DIRECTION =>
Can you print these lines word for word, starting with the first line of the records and stopping after the line that contains "arrow-down: [608, 376, 632, 406]"?

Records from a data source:
________________

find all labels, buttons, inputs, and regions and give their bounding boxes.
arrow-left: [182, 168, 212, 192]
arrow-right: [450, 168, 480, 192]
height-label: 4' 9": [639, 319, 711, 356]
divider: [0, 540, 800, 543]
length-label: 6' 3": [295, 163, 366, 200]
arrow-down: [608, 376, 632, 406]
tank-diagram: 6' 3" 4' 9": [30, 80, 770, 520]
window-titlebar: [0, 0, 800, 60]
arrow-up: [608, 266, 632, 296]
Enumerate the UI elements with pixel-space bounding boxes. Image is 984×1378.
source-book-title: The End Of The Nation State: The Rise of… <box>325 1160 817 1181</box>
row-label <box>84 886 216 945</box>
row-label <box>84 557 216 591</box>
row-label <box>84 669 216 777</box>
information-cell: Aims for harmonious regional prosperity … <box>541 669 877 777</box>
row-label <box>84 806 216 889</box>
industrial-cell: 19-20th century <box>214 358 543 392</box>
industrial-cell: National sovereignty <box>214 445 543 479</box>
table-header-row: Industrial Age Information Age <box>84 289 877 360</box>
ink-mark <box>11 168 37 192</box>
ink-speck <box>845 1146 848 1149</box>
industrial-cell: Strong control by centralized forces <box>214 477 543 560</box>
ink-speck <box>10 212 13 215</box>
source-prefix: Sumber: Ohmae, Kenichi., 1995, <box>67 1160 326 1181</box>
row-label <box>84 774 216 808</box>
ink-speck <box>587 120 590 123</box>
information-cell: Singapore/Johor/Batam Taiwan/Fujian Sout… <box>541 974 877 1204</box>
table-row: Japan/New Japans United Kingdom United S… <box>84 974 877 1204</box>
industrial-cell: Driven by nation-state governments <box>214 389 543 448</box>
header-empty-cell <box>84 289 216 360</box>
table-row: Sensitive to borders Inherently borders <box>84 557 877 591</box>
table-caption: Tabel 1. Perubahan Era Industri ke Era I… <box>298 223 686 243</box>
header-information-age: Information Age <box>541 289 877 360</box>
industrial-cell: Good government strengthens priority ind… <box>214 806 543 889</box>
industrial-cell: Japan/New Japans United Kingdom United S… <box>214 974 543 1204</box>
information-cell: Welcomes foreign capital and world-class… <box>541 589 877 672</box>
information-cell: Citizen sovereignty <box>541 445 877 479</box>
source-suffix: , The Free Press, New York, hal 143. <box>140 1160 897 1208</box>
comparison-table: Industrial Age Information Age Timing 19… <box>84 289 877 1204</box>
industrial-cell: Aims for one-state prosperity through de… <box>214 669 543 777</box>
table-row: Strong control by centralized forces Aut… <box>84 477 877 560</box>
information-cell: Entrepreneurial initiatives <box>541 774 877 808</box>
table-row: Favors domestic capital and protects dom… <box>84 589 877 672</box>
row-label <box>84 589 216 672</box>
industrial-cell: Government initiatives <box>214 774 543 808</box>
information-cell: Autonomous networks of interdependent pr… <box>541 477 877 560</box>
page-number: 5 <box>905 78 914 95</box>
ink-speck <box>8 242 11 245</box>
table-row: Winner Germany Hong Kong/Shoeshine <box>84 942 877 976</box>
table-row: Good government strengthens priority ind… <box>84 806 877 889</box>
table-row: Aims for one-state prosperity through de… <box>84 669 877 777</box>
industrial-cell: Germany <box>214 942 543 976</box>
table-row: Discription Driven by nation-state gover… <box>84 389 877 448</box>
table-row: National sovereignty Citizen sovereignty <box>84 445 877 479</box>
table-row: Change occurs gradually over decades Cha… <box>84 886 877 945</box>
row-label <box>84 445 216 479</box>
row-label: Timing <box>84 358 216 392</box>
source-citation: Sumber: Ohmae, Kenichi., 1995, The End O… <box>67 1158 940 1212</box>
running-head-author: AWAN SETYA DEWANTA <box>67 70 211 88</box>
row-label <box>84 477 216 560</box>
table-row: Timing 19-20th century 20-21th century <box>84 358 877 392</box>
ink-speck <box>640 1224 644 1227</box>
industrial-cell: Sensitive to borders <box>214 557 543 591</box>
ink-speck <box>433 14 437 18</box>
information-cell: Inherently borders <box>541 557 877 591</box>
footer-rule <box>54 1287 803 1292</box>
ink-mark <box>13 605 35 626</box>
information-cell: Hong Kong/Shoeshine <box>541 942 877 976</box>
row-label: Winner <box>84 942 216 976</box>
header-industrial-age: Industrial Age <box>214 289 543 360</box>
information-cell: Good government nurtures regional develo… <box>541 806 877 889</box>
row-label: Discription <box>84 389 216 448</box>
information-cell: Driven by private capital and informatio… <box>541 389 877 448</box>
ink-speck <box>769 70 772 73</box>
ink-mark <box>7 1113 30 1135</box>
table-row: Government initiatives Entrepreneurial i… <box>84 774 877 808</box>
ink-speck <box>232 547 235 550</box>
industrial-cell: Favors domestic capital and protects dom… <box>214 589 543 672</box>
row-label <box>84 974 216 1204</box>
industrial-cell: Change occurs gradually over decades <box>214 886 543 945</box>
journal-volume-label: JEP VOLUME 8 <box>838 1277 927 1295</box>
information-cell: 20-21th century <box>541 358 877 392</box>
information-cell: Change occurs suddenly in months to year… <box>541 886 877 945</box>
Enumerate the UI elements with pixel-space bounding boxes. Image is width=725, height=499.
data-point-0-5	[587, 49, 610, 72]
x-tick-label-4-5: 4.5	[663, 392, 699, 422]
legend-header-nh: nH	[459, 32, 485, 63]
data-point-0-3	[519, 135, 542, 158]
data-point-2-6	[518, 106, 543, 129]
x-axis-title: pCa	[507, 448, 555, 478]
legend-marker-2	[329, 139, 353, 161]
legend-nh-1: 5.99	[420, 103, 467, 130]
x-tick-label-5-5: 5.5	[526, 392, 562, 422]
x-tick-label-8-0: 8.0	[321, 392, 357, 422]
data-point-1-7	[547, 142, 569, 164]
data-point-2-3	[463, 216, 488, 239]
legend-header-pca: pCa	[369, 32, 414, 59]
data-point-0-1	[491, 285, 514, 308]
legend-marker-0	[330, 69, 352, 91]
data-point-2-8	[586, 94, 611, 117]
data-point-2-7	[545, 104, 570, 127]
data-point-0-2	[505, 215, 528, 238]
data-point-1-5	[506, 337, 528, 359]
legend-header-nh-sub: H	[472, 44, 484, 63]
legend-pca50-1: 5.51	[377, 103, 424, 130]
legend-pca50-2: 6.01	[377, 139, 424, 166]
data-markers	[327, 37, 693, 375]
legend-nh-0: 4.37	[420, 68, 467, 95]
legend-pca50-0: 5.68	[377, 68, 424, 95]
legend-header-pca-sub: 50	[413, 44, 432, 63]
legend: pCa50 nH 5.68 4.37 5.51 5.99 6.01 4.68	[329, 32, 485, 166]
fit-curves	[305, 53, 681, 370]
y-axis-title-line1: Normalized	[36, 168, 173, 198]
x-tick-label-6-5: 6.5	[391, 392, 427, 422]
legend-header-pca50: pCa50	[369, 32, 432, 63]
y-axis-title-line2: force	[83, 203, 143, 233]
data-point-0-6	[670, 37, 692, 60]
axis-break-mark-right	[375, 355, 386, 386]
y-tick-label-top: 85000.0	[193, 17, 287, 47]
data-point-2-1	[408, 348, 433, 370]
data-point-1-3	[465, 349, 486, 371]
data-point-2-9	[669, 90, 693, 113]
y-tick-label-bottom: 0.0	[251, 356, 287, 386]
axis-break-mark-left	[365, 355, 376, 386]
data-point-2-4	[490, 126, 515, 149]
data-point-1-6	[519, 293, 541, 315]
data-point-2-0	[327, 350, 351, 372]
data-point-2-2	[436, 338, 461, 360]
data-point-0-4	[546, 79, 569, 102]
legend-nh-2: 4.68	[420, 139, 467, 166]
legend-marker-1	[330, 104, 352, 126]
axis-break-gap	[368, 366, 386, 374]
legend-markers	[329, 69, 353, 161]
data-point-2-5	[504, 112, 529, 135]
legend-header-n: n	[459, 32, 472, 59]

________________

TASK OUTPUT =>
find all labels, buttons, inputs, and regions and give their bounding boxes.
arrow-left: [182, 168, 212, 192]
arrow-right: [450, 168, 480, 192]
height-label: 4' 9": [639, 319, 711, 356]
divider: [0, 540, 800, 543]
length-label: 6' 3": [295, 163, 366, 200]
arrow-down: [608, 376, 632, 406]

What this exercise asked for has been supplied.